--- START ---

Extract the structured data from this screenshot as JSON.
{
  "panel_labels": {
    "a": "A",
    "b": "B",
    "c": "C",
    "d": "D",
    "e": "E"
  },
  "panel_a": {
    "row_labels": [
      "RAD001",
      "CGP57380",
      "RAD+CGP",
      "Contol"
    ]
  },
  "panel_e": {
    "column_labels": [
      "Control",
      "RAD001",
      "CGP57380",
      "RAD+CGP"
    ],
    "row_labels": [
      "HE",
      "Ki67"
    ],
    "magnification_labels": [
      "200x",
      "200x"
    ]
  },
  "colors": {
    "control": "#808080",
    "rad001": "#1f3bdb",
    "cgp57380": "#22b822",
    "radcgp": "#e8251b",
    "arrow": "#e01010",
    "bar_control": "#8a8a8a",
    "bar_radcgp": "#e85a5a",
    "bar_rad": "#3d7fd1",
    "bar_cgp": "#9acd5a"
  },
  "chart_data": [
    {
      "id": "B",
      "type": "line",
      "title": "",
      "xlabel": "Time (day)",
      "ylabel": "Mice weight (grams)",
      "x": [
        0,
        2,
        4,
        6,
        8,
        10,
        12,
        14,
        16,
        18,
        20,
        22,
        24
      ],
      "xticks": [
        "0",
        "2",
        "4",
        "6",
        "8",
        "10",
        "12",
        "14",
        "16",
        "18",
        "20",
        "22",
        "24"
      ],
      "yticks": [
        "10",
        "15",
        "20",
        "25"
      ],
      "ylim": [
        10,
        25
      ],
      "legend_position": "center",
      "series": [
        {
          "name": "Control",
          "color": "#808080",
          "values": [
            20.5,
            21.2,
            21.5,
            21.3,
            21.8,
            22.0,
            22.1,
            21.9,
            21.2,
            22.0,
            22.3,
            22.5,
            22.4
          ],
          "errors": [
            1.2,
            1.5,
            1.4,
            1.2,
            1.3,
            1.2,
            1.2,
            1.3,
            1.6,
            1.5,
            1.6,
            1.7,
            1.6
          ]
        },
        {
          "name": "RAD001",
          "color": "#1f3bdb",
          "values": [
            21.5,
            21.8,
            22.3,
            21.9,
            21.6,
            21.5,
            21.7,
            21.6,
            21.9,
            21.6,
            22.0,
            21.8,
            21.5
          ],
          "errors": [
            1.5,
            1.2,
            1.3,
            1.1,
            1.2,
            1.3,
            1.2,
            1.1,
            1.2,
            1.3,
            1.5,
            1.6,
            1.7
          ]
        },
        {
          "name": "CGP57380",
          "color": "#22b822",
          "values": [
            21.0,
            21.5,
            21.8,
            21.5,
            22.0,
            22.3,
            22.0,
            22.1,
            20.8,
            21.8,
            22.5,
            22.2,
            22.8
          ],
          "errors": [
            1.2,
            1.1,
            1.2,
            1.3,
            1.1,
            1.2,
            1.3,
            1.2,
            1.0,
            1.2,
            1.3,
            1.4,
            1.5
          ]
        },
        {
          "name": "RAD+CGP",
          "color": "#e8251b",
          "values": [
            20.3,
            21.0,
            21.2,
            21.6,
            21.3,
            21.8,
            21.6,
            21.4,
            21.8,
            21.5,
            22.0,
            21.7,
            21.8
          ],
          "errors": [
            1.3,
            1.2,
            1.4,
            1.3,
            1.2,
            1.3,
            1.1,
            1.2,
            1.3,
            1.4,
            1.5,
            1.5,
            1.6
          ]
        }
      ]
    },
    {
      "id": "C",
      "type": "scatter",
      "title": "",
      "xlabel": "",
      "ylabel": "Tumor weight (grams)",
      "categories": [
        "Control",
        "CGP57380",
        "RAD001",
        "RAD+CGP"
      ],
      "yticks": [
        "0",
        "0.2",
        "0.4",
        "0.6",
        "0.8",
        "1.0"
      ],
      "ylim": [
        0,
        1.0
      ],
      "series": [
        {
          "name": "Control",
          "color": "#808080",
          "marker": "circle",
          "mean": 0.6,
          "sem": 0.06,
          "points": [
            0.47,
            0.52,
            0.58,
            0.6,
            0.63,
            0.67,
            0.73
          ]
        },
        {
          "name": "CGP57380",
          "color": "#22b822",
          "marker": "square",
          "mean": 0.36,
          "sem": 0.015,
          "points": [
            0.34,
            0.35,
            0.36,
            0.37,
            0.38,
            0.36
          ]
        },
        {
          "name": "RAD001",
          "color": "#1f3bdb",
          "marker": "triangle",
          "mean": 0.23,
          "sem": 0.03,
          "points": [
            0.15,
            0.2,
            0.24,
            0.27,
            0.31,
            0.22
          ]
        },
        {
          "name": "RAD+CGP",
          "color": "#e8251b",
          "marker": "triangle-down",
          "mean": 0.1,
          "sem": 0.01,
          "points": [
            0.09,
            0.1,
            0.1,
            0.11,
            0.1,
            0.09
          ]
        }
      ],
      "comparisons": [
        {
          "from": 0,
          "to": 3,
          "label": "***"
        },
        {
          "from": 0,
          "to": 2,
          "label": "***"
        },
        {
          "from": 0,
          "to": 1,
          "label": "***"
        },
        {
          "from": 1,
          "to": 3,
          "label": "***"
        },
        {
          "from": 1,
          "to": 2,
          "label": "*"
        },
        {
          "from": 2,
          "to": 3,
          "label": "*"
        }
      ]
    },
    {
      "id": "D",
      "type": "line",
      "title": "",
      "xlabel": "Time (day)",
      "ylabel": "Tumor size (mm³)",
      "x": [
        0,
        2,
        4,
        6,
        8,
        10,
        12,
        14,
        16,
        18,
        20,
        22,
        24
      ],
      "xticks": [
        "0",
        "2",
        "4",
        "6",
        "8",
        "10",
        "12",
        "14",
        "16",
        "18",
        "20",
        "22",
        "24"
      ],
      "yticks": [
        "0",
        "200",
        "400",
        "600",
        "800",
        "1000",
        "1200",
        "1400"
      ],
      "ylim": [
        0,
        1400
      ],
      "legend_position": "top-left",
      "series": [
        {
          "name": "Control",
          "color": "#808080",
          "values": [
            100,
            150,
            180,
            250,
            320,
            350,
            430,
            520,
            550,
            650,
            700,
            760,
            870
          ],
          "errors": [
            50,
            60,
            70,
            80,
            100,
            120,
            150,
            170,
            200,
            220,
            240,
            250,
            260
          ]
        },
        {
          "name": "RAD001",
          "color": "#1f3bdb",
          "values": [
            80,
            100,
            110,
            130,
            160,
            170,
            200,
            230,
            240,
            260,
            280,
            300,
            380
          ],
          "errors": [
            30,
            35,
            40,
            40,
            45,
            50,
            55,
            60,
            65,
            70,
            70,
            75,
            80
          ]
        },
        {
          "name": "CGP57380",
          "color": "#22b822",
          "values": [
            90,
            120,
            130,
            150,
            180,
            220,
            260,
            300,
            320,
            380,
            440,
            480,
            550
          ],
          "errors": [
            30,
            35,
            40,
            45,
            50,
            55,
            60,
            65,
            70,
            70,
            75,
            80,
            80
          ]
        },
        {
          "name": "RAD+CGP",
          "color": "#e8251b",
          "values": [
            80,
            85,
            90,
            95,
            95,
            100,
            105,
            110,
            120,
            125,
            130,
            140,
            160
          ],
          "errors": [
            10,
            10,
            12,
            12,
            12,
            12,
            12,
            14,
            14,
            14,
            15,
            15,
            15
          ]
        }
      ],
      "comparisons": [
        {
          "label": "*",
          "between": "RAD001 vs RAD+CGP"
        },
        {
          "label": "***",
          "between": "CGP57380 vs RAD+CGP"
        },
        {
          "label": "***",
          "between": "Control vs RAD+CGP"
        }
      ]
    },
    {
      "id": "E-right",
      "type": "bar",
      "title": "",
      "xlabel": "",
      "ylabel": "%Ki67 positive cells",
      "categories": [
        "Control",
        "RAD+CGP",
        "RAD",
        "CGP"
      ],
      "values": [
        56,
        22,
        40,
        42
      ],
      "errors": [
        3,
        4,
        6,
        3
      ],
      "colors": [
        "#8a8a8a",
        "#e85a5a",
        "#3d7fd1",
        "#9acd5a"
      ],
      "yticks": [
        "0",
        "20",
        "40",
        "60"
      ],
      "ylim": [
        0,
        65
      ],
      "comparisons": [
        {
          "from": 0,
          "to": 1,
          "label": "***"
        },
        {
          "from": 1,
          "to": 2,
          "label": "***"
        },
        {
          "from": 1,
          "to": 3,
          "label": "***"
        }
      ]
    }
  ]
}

--- END ---

_What you are asked to do_
In the entries above, locate every line with the word "triangle" and copy it.

_Solution to the exercise_
          "marker": "triangle",
          "marker": "triangle-down",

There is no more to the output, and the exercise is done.